§ **Short exercise**
Omit every picture and write out the rest of the records exactly.

§ **Stored records**
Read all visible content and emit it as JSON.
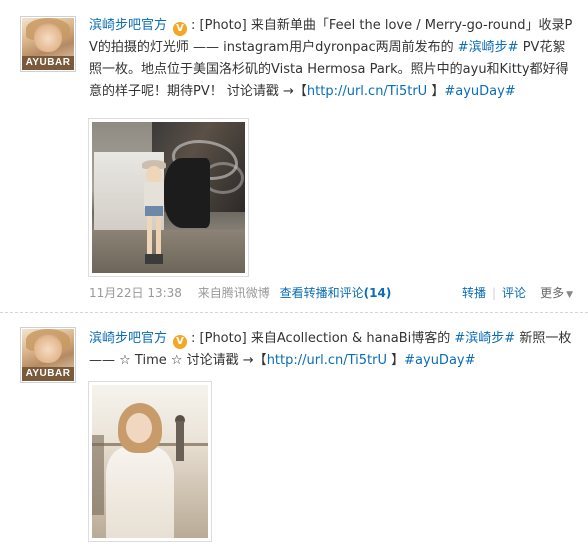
{
  "posts": [
    {
      "avatar_text": "AYUBAR",
      "username": "滨崎步吧官方",
      "verified_badge": "V",
      "body_segments": [
        {
          "t": ": [Photo] 来自新单曲「Feel the love / Merry-go-round」收录PV的拍摄的灯光师 —— instagram用户dyronpac两周前发布的 ",
          "type": "text"
        },
        {
          "t": "#滨崎步#",
          "type": "topic"
        },
        {
          "t": " PV花絮照一枚。地点位于美国洛杉矶的Vista Hermosa Park。照片中的ayu和Kitty都好得意的样子呢！期待PV！ 讨论请戳 →【",
          "type": "text"
        },
        {
          "t": "http://url.cn/Ti5trU",
          "type": "link"
        },
        {
          "t": " 】",
          "type": "text"
        },
        {
          "t": "#ayuDay#",
          "type": "topic"
        }
      ],
      "time": "11月22日 13:38",
      "source_prefix": "来自",
      "source": "腾讯微博",
      "view_label": "查看转播和评论",
      "view_count": "(14)",
      "action_repost": "转播",
      "action_comment": "评论",
      "action_more": "更多"
    },
    {
      "avatar_text": "AYUBAR",
      "username": "滨崎步吧官方",
      "verified_badge": "V",
      "body_segments": [
        {
          "t": ": [Photo] 来自Acollection & hanaBi博客的 ",
          "type": "text"
        },
        {
          "t": "#滨崎步#",
          "type": "topic"
        },
        {
          "t": " 新照一枚 —— ☆ Time ☆ 讨论请戳 →【",
          "type": "text"
        },
        {
          "t": "http://url.cn/Ti5trU",
          "type": "link"
        },
        {
          "t": " 】",
          "type": "text"
        },
        {
          "t": "#ayuDay#",
          "type": "topic"
        }
      ]
    }
  ],
  "icons": {
    "verified": "verified-badge-icon",
    "more_triangle": "chevron-down-icon"
  },
  "colors": {
    "link": "#0a6db7",
    "meta": "#999999",
    "badge": "#f5a623"
  }
}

§ **Worked answer**
Read all visible content and emit it as JSON.
{
  "posts": [
    {
      "avatar_text": "AYUBAR",
      "username": "滨崎步吧官方",
      "verified_badge": "V",
      "body_segments": [
        {
          "t": ": [Photo] 来自新单曲「Feel the love / Merry-go-round」收录PV的拍摄的灯光师 —— instagram用户dyronpac两周前发布的 ",
          "type": "text"
        },
        {
          "t": "#滨崎步#",
          "type": "topic"
        },
        {
          "t": " PV花絮照一枚。地点位于美国洛杉矶的Vista Hermosa Park。照片中的ayu和Kitty都好得意的样子呢！期待PV！ 讨论请戳 →【",
          "type": "text"
        },
        {
          "t": "http://url.cn/Ti5trU",
          "type": "link"
        },
        {
          "t": " 】",
          "type": "text"
        },
        {
          "t": "#ayuDay#",
          "type": "topic"
        }
      ],
      "time": "11月22日 13:38",
      "source_prefix": "来自",
      "source": "腾讯微博",
      "view_label": "查看转播和评论",
      "view_count": "(14)",
      "action_repost": "转播",
      "action_comment": "评论",
      "action_more": "更多"
    },
    {
      "avatar_text": "AYUBAR",
      "username": "滨崎步吧官方",
      "verified_badge": "V",
      "body_segments": [
        {
          "t": ": [Photo] 来自Acollection & hanaBi博客的 ",
          "type": "text"
        },
        {
          "t": "#滨崎步#",
          "type": "topic"
        },
        {
          "t": " 新照一枚 —— ☆ Time ☆ 讨论请戳 →【",
          "type": "text"
        },
        {
          "t": "http://url.cn/Ti5trU",
          "type": "link"
        },
        {
          "t": " 】",
          "type": "text"
        },
        {
          "t": "#ayuDay#",
          "type": "topic"
        }
      ]
    }
  ],
  "icons": {
    "verified": "verified-badge-icon",
    "more_triangle": "chevron-down-icon"
  },
  "colors": {
    "link": "#0a6db7",
    "meta": "#999999",
    "badge": "#f5a623"
  }
}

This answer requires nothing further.